[Records]
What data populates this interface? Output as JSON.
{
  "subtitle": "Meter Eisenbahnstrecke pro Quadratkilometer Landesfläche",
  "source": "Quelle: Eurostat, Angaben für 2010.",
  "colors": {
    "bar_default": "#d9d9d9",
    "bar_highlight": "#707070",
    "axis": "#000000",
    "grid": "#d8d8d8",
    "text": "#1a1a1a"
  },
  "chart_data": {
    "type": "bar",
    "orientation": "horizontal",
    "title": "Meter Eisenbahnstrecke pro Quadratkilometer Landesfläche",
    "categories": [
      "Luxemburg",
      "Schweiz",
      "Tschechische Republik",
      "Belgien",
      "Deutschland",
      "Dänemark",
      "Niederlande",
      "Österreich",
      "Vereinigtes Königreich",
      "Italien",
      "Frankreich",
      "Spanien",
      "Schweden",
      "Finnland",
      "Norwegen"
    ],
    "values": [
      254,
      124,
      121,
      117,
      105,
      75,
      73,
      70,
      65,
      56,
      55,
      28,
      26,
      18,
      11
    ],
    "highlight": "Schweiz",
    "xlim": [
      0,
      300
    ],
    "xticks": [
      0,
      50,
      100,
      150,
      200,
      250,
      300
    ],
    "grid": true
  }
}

- Challenge
Copy out every line from the material above in which the word "Quadratkilometer" appears.

- Output
  "subtitle": "Meter Eisenbahnstrecke pro Quadratkilometer Landesfläche",
    "title": "Meter Eisenbahnstrecke pro Quadratkilometer Landesfläche",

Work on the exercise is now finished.